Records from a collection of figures
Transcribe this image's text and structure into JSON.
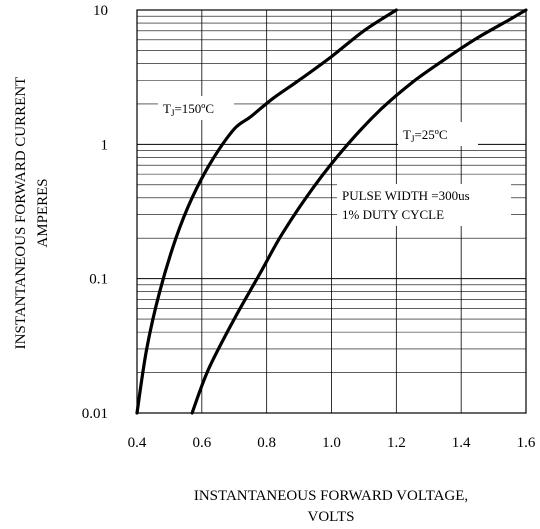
{
  "chart_data": {
    "type": "line",
    "xlabel": "INSTANTANEOUS FORWARD VOLTAGE,",
    "xlabel_line2": "VOLTS",
    "ylabel": "INSTANTANEOUS FORWARD CURRENT",
    "ylabel_line2": "AMPERES",
    "xscale": "linear",
    "yscale": "log",
    "xlim": [
      0.4,
      1.6
    ],
    "ylim": [
      0.01,
      10
    ],
    "x_ticks": [
      0.4,
      0.6,
      0.8,
      1.0,
      1.2,
      1.4,
      1.6
    ],
    "x_tick_labels": [
      "0.4",
      "0.6",
      "0.8",
      "1.0",
      "1.2",
      "1.4",
      "1.6"
    ],
    "y_ticks": [
      0.01,
      0.1,
      1,
      10
    ],
    "y_tick_labels": [
      "0.01",
      "0.1",
      "1",
      "10"
    ],
    "grid": true,
    "series": [
      {
        "name": "TJ=150ºC",
        "x": [
          0.4,
          0.43,
          0.47,
          0.52,
          0.57,
          0.63,
          0.7,
          0.75,
          0.82,
          0.9,
          1.0,
          1.1,
          1.2
        ],
        "y": [
          0.01,
          0.03,
          0.08,
          0.2,
          0.4,
          0.75,
          1.3,
          1.6,
          2.2,
          3.0,
          4.5,
          7.0,
          10.0
        ]
      },
      {
        "name": "TJ=25ºC",
        "x": [
          0.57,
          0.62,
          0.7,
          0.78,
          0.85,
          0.95,
          1.05,
          1.15,
          1.25,
          1.35,
          1.45,
          1.55,
          1.6
        ],
        "y": [
          0.01,
          0.021,
          0.05,
          0.11,
          0.22,
          0.5,
          1.0,
          1.8,
          2.9,
          4.3,
          6.2,
          8.5,
          10.0
        ]
      }
    ],
    "annotations": {
      "t150": {
        "base": "T",
        "sub": "J",
        "rest": "=150ºC"
      },
      "t25": {
        "base": "T",
        "sub": "J",
        "rest": "=25ºC"
      },
      "pulse_line1": "PULSE WIDTH =300us",
      "pulse_line2": "1% DUTY CYCLE"
    }
  }
}
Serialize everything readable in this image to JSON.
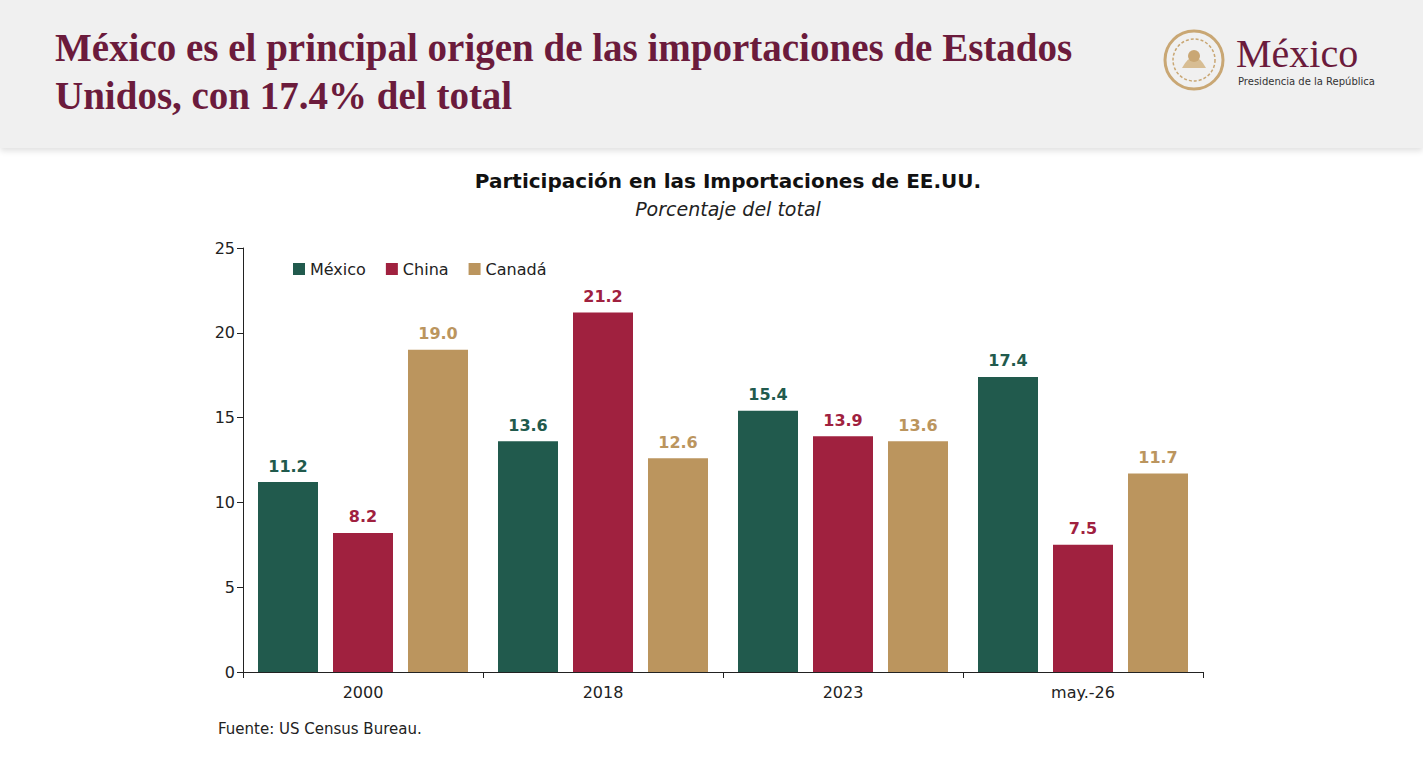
{
  "header": {
    "title": "México es el principal origen de las importaciones de Estados Unidos, con 17.4% del total",
    "logo_title": "México",
    "logo_subtitle": "Presidencia de la República"
  },
  "chart_data": {
    "type": "bar",
    "title": "Participación en las Importaciones de EE.UU.",
    "subtitle": "Porcentaje del total",
    "categories": [
      "2000",
      "2018",
      "2023",
      "may.-26"
    ],
    "series": [
      {
        "name": "México",
        "color": "#215a4d",
        "values": [
          11.2,
          13.6,
          15.4,
          17.4
        ],
        "value_labels": [
          "11.2",
          "13.6",
          "15.4",
          "17.4"
        ]
      },
      {
        "name": "China",
        "color": "#a0213f",
        "values": [
          8.2,
          21.2,
          13.9,
          7.5
        ],
        "value_labels": [
          "8.2",
          "21.2",
          "13.9",
          "7.5"
        ]
      },
      {
        "name": "Canadá",
        "color": "#bb955e",
        "values": [
          19.0,
          12.6,
          13.6,
          11.7
        ],
        "value_labels": [
          "19.0",
          "12.6",
          "13.6",
          "11.7"
        ]
      }
    ],
    "ylim": [
      0,
      25
    ],
    "yticks": [
      0,
      5,
      10,
      15,
      20,
      25
    ],
    "grid": false,
    "legend": "top-left",
    "data_labels": true,
    "source": "Fuente: US Census Bureau."
  }
}
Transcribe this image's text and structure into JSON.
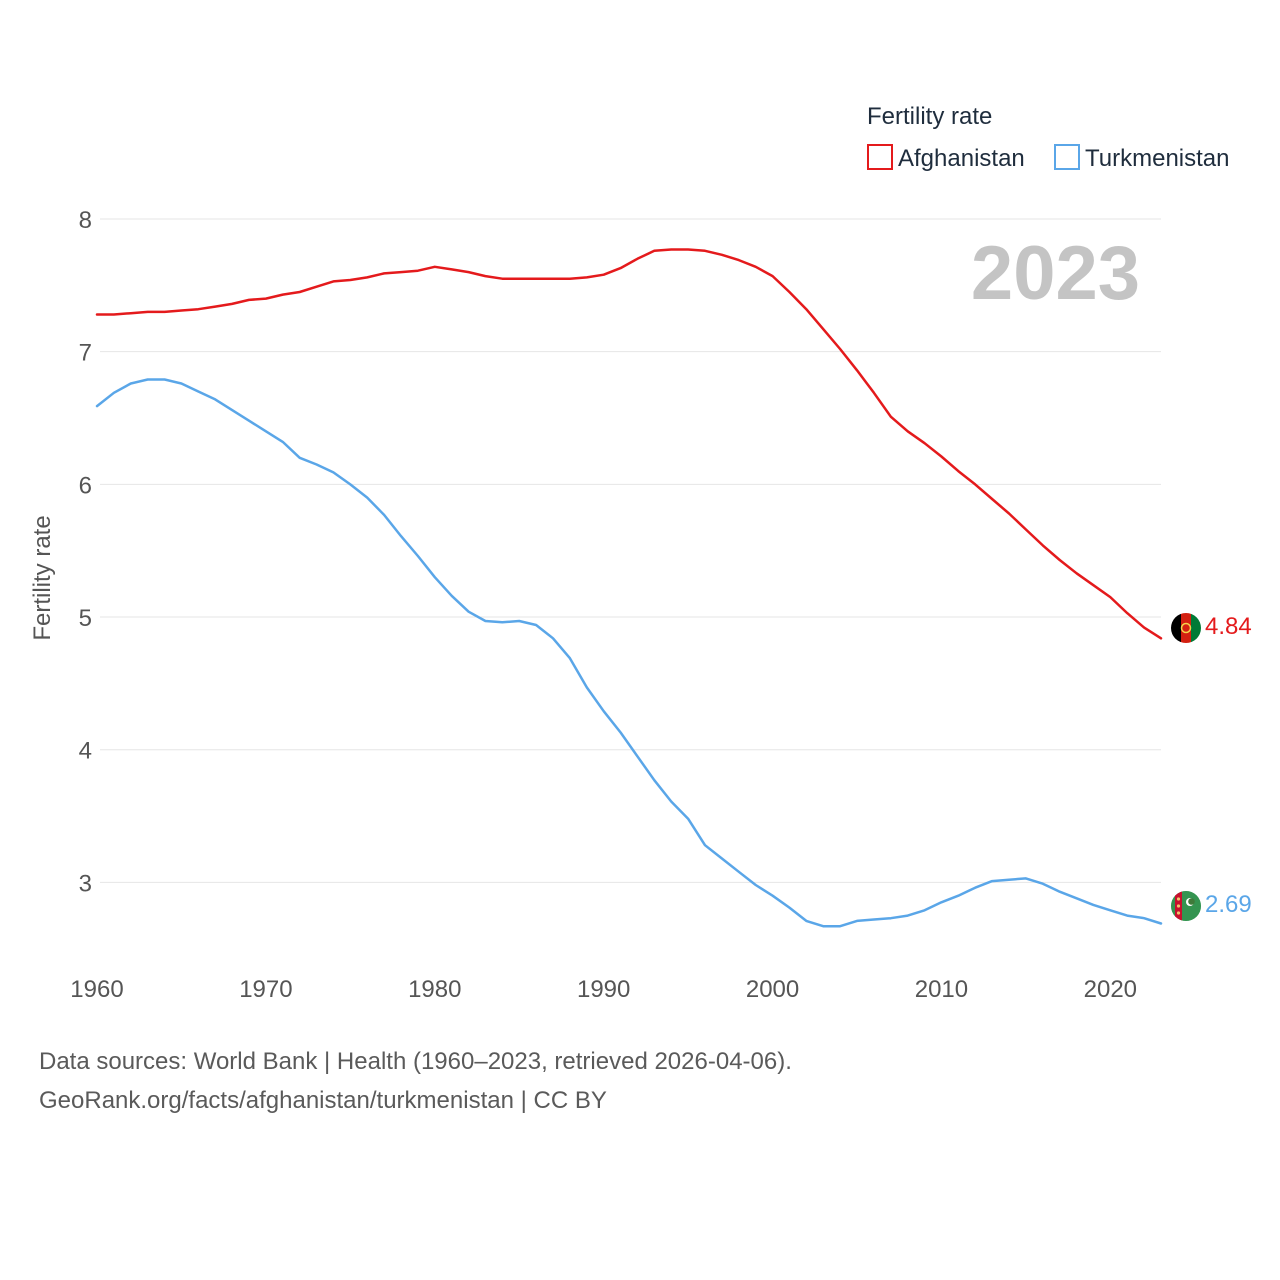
{
  "chart_data": {
    "type": "line",
    "title": "Fertility rate",
    "xlabel": "",
    "ylabel": "Fertility rate",
    "xlim": [
      1960,
      2023
    ],
    "ylim": [
      2.4,
      8.0
    ],
    "x_ticks": [
      1960,
      1970,
      1980,
      1990,
      2000,
      2010,
      2020
    ],
    "y_ticks": [
      3,
      4,
      5,
      6,
      7,
      8
    ],
    "grid": true,
    "legend_position": "top-right",
    "year_label": "2023",
    "x": [
      1960,
      1961,
      1962,
      1963,
      1964,
      1965,
      1966,
      1967,
      1968,
      1969,
      1970,
      1971,
      1972,
      1973,
      1974,
      1975,
      1976,
      1977,
      1978,
      1979,
      1980,
      1981,
      1982,
      1983,
      1984,
      1985,
      1986,
      1987,
      1988,
      1989,
      1990,
      1991,
      1992,
      1993,
      1994,
      1995,
      1996,
      1997,
      1998,
      1999,
      2000,
      2001,
      2002,
      2003,
      2004,
      2005,
      2006,
      2007,
      2008,
      2009,
      2010,
      2011,
      2012,
      2013,
      2014,
      2015,
      2016,
      2017,
      2018,
      2019,
      2020,
      2021,
      2022,
      2023
    ],
    "series": [
      {
        "name": "Afghanistan",
        "color": "#e41a1c",
        "end_label": "4.84",
        "flag": "afghanistan-flag",
        "values": [
          7.28,
          7.28,
          7.29,
          7.3,
          7.3,
          7.31,
          7.32,
          7.34,
          7.36,
          7.39,
          7.4,
          7.43,
          7.45,
          7.49,
          7.53,
          7.54,
          7.56,
          7.59,
          7.6,
          7.61,
          7.64,
          7.62,
          7.6,
          7.57,
          7.55,
          7.55,
          7.55,
          7.55,
          7.55,
          7.56,
          7.58,
          7.63,
          7.7,
          7.76,
          7.77,
          7.77,
          7.76,
          7.73,
          7.69,
          7.64,
          7.57,
          7.45,
          7.32,
          7.17,
          7.02,
          6.86,
          6.69,
          6.51,
          6.4,
          6.31,
          6.21,
          6.1,
          6.0,
          5.89,
          5.78,
          5.66,
          5.54,
          5.43,
          5.33,
          5.24,
          5.15,
          5.03,
          4.92,
          4.84
        ]
      },
      {
        "name": "Turkmenistan",
        "color": "#5aa6e8",
        "end_label": "2.69",
        "flag": "turkmenistan-flag",
        "values": [
          6.59,
          6.69,
          6.76,
          6.79,
          6.79,
          6.76,
          6.7,
          6.64,
          6.56,
          6.48,
          6.4,
          6.32,
          6.2,
          6.15,
          6.09,
          6.0,
          5.9,
          5.77,
          5.61,
          5.46,
          5.3,
          5.16,
          5.04,
          4.97,
          4.96,
          4.97,
          4.94,
          4.84,
          4.69,
          4.47,
          4.29,
          4.13,
          3.95,
          3.77,
          3.61,
          3.48,
          3.28,
          3.18,
          3.08,
          2.98,
          2.9,
          2.81,
          2.71,
          2.67,
          2.67,
          2.71,
          2.72,
          2.73,
          2.75,
          2.79,
          2.85,
          2.9,
          2.96,
          3.01,
          3.02,
          3.03,
          2.99,
          2.93,
          2.88,
          2.83,
          2.79,
          2.75,
          2.73,
          2.69
        ]
      }
    ]
  },
  "footer": {
    "line1": "Data sources: World Bank | Health (1960–2023, retrieved 2026-04-06).",
    "line2": "GeoRank.org/facts/afghanistan/turkmenistan | CC BY"
  }
}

> _Your instructions_
Reproduce each entry precisely, dropping only the pictures.

> _The answer_
Transcribe this image's text and structure into JSON.
{
  "chart_data": {
    "type": "line",
    "xlabel": "INSTANTANEOUS FORWARD VOLTAGE,",
    "xlabel_line2": "VOLTS",
    "ylabel": "INSTANTANEOUS FORWARD CURRENT",
    "ylabel_line2": "AMPERES",
    "xscale": "linear",
    "yscale": "log",
    "xlim": [
      0.4,
      1.6
    ],
    "ylim": [
      0.01,
      10
    ],
    "x_ticks": [
      0.4,
      0.6,
      0.8,
      1.0,
      1.2,
      1.4,
      1.6
    ],
    "x_tick_labels": [
      "0.4",
      "0.6",
      "0.8",
      "1.0",
      "1.2",
      "1.4",
      "1.6"
    ],
    "y_ticks": [
      0.01,
      0.1,
      1,
      10
    ],
    "y_tick_labels": [
      "0.01",
      "0.1",
      "1",
      "10"
    ],
    "grid": true,
    "series": [
      {
        "name": "TJ=150ºC",
        "x": [
          0.4,
          0.43,
          0.47,
          0.52,
          0.57,
          0.63,
          0.7,
          0.75,
          0.82,
          0.9,
          1.0,
          1.1,
          1.2
        ],
        "y": [
          0.01,
          0.03,
          0.08,
          0.2,
          0.4,
          0.75,
          1.3,
          1.6,
          2.2,
          3.0,
          4.5,
          7.0,
          10.0
        ]
      },
      {
        "name": "TJ=25ºC",
        "x": [
          0.57,
          0.62,
          0.7,
          0.78,
          0.85,
          0.95,
          1.05,
          1.15,
          1.25,
          1.35,
          1.45,
          1.55,
          1.6
        ],
        "y": [
          0.01,
          0.021,
          0.05,
          0.11,
          0.22,
          0.5,
          1.0,
          1.8,
          2.9,
          4.3,
          6.2,
          8.5,
          10.0
        ]
      }
    ],
    "annotations": {
      "t150": {
        "base": "T",
        "sub": "J",
        "rest": "=150ºC"
      },
      "t25": {
        "base": "T",
        "sub": "J",
        "rest": "=25ºC"
      },
      "pulse_line1": "PULSE WIDTH =300us",
      "pulse_line2": "1% DUTY CYCLE"
    }
  }
}
Serialize everything readable in this image to JSON.
{
  "header": {
    "title": "México es el principal origen de las importaciones de Estados Unidos, con 17.4% del total",
    "logo_title": "México",
    "logo_subtitle": "Presidencia de la República"
  },
  "chart_data": {
    "type": "bar",
    "title": "Participación en las Importaciones de EE.UU.",
    "subtitle": "Porcentaje del total",
    "categories": [
      "2000",
      "2018",
      "2023",
      "may.-26"
    ],
    "series": [
      {
        "name": "México",
        "color": "#215a4d",
        "values": [
          11.2,
          13.6,
          15.4,
          17.4
        ],
        "value_labels": [
          "11.2",
          "13.6",
          "15.4",
          "17.4"
        ]
      },
      {
        "name": "China",
        "color": "#a0213f",
        "values": [
          8.2,
          21.2,
          13.9,
          7.5
        ],
        "value_labels": [
          "8.2",
          "21.2",
          "13.9",
          "7.5"
        ]
      },
      {
        "name": "Canadá",
        "color": "#bb955e",
        "values": [
          19.0,
          12.6,
          13.6,
          11.7
        ],
        "value_labels": [
          "19.0",
          "12.6",
          "13.6",
          "11.7"
        ]
      }
    ],
    "ylim": [
      0,
      25
    ],
    "yticks": [
      0,
      5,
      10,
      15,
      20,
      25
    ],
    "grid": false,
    "legend": "top-left",
    "data_labels": true,
    "source": "Fuente: US Census Bureau."
  }
}
Transcribe this image's text and structure into JSON.
{
  "chart_data": {
    "type": "line",
    "title": "Fertility rate",
    "xlabel": "",
    "ylabel": "Fertility rate",
    "xlim": [
      1960,
      2023
    ],
    "ylim": [
      2.4,
      8.0
    ],
    "x_ticks": [
      1960,
      1970,
      1980,
      1990,
      2000,
      2010,
      2020
    ],
    "y_ticks": [
      3,
      4,
      5,
      6,
      7,
      8
    ],
    "grid": true,
    "legend_position": "top-right",
    "year_label": "2023",
    "x": [
      1960,
      1961,
      1962,
      1963,
      1964,
      1965,
      1966,
      1967,
      1968,
      1969,
      1970,
      1971,
      1972,
      1973,
      1974,
      1975,
      1976,
      1977,
      1978,
      1979,
      1980,
      1981,
      1982,
      1983,
      1984,
      1985,
      1986,
      1987,
      1988,
      1989,
      1990,
      1991,
      1992,
      1993,
      1994,
      1995,
      1996,
      1997,
      1998,
      1999,
      2000,
      2001,
      2002,
      2003,
      2004,
      2005,
      2006,
      2007,
      2008,
      2009,
      2010,
      2011,
      2012,
      2013,
      2014,
      2015,
      2016,
      2017,
      2018,
      2019,
      2020,
      2021,
      2022,
      2023
    ],
    "series": [
      {
        "name": "Afghanistan",
        "color": "#e41a1c",
        "end_label": "4.84",
        "flag": "afghanistan-flag",
        "values": [
          7.28,
          7.28,
          7.29,
          7.3,
          7.3,
          7.31,
          7.32,
          7.34,
          7.36,
          7.39,
          7.4,
          7.43,
          7.45,
          7.49,
          7.53,
          7.54,
          7.56,
          7.59,
          7.6,
          7.61,
          7.64,
          7.62,
          7.6,
          7.57,
          7.55,
          7.55,
          7.55,
          7.55,
          7.55,
          7.56,
          7.58,
          7.63,
          7.7,
          7.76,
          7.77,
          7.77,
          7.76,
          7.73,
          7.69,
          7.64,
          7.57,
          7.45,
          7.32,
          7.17,
          7.02,
          6.86,
          6.69,
          6.51,
          6.4,
          6.31,
          6.21,
          6.1,
          6.0,
          5.89,
          5.78,
          5.66,
          5.54,
          5.43,
          5.33,
          5.24,
          5.15,
          5.03,
          4.92,
          4.84
        ]
      },
      {
        "name": "Turkmenistan",
        "color": "#5aa6e8",
        "end_label": "2.69",
        "flag": "turkmenistan-flag",
        "values": [
          6.59,
          6.69,
          6.76,
          6.79,
          6.79,
          6.76,
          6.7,
          6.64,
          6.56,
          6.48,
          6.4,
          6.32,
          6.2,
          6.15,
          6.09,
          6.0,
          5.9,
          5.77,
          5.61,
          5.46,
          5.3,
          5.16,
          5.04,
          4.97,
          4.96,
          4.97,
          4.94,
          4.84,
          4.69,
          4.47,
          4.29,
          4.13,
          3.95,
          3.77,
          3.61,
          3.48,
          3.28,
          3.18,
          3.08,
          2.98,
          2.9,
          2.81,
          2.71,
          2.67,
          2.67,
          2.71,
          2.72,
          2.73,
          2.75,
          2.79,
          2.85,
          2.9,
          2.96,
          3.01,
          3.02,
          3.03,
          2.99,
          2.93,
          2.88,
          2.83,
          2.79,
          2.75,
          2.73,
          2.69
        ]
      }
    ]
  },
  "footer": {
    "line1": "Data sources: World Bank | Health (1960–2023, retrieved 2026-04-06).",
    "line2": "GeoRank.org/facts/afghanistan/turkmenistan | CC BY"
  }
}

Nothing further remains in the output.